Challenge
Pick up the account of the girl at church given below and continue it from its final sentence.

Source document
* Start *

The girl at church
Heather (not her real name) was one of those girls every teenage boy wants to be with.
She was smart, sexy, friendly, outgoing, cheerful, slightly sarcastic, and probably really easy.
Although, I was so shy and timid around her, I wouldn’t know. I couldn’t even find the courage to ask her on a date; not even after she sat on my lap and took the Nintendo remote out of my hand.
She was the kind of girl I could only dream about. We ran in the same circles in school — and I know what a lot of the girls in that circle were like. (They were hoes, plain and simple.) But I just couldn’t imagine Heather being that way.
I wanted to believe Heather was a good girl, despite what I knew about her, and what other guys were saying…
Maybe that’s because I first met her at church.
I’d just reached the age where I was far more interested in girls than in God, and Heather and I were in the same Sunday school class.
I’m not embarrassed to say I only went to church because I knew she would be there, and I could sit close to her every week and just… hide those thoughts I wasn’t supposed to be having.
She could’ve made me feel like I was the luckiest guy in the whole world… or so I told myself, back then. I was so awkward around her though, and I always had her up on this pedestal that I know she didn’t belong on…
I know she wasn’t a good church girl, but man, did I wanna believe she was!
I don’t know why I thought that was so important to me.
I liked Heather, and I wanted to be her boyfriend. Why couldn’t that have been all that mattered?
But it wasn’t. As much as I liked her, and as much as I wanted her… I couldn’t see myself in a relationship with a “dirty girl.” And the things Heather told me she’d done… this girl needed to repent… a lot.

* End *

Data section
* Start *

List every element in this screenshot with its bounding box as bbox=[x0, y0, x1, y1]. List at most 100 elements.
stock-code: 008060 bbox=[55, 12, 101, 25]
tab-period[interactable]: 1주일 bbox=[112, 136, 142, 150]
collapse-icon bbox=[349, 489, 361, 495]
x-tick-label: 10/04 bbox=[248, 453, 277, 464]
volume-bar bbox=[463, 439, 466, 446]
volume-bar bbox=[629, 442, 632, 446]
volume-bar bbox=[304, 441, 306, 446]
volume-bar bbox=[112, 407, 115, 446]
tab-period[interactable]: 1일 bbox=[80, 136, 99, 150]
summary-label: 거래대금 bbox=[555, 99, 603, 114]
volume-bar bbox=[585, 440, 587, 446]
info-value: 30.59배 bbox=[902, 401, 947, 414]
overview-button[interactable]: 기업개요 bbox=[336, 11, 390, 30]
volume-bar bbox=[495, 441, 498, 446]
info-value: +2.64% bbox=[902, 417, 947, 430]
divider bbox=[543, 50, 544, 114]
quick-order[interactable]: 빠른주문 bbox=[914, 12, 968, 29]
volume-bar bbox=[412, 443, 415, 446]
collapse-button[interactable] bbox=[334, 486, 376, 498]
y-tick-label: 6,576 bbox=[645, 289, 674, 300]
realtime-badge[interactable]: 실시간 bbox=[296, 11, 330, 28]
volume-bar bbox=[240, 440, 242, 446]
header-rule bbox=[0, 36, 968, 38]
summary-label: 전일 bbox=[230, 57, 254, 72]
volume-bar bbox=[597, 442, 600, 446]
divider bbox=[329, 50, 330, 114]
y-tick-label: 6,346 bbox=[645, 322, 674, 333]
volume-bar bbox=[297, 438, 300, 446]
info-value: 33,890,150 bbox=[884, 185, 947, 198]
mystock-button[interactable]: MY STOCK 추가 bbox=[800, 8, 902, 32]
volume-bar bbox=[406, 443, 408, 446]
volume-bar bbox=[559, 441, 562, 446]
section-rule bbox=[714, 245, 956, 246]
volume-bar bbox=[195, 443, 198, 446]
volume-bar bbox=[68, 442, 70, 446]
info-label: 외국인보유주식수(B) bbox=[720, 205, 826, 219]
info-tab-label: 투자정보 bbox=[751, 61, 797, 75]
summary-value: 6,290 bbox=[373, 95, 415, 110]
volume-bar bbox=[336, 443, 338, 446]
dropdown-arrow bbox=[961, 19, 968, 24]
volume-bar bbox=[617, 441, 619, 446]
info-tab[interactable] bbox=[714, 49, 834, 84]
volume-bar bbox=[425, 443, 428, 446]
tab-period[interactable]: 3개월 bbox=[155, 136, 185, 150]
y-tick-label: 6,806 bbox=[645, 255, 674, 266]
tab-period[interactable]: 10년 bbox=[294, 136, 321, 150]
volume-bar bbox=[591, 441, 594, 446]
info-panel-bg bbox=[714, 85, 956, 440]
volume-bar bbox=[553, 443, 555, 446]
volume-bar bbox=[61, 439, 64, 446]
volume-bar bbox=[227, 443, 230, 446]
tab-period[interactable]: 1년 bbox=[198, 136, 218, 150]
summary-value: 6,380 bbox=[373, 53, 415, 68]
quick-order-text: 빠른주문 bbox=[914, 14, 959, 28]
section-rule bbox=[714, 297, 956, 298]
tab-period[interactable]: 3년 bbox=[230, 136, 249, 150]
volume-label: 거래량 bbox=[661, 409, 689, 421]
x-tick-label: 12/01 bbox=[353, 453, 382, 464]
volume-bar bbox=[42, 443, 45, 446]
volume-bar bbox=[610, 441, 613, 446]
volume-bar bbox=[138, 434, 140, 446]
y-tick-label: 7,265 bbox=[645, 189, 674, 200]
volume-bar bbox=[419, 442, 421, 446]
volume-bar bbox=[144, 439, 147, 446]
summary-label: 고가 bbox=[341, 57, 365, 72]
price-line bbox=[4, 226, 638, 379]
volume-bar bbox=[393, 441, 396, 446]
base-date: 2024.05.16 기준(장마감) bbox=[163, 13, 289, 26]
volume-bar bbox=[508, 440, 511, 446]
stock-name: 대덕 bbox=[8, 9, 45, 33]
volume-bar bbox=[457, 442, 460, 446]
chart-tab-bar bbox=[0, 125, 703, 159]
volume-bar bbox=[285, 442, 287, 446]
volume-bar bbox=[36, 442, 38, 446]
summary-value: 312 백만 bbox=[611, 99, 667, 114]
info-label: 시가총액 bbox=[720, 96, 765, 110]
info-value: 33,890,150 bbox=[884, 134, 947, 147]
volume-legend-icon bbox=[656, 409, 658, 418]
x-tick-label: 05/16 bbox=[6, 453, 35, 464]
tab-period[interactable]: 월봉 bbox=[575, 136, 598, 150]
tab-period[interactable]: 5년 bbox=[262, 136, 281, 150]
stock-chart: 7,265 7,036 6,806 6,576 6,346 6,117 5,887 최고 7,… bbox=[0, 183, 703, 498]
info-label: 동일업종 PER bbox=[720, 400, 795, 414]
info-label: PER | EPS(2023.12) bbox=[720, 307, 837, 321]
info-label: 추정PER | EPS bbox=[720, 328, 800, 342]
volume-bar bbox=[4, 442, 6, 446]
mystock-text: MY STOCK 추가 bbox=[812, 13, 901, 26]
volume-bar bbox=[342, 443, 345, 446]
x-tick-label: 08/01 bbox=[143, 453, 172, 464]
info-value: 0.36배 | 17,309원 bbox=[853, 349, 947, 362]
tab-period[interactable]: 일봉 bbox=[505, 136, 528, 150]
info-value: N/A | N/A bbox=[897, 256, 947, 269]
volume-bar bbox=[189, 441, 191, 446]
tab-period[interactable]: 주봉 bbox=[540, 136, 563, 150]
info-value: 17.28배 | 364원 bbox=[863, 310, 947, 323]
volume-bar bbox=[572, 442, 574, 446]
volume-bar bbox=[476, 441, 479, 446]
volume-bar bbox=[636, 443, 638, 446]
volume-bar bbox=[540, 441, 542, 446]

* End *

Final result
I wanted her so badly though. I wanted to believe I could be happy with a girl like her… and that a girl like her could be into a guy like me… I doubt we ever could have given the other person what either of us truly wanted, though.
But good luck trying to tell that to fifteen-year-old me.
She wasn’t who I wanted her to be
If I close my eyes, I can remember exactly what she looks like. Tall, slender… stunning figure… perfect straight hair… engaging smile… eyes you can just get lost in… she was one of the sexiest girls in my high school… and just enough of a tomboy to make her the perfect girl next door.
I liked her from the first moment I met her. She was a fun person to be around, and whether she knew it or not, she always lit up the room.
I have no idea where she is now, or what she’s up to. Last I heard I think she was on her third marriage? But we haven’t talked in twenty years so… I really don’t know. Wherever she is, whoever she’s with, I do sincerely hope she’s found happiness.
I don’t think she had found it, taking her clothes off for strange men, the last time I ever saw her — but then, I don’t think once a girl starts taking her clothes off for money, that she’s really looking for happiness, anymore. I think at that point, she’s probably just looking to survive.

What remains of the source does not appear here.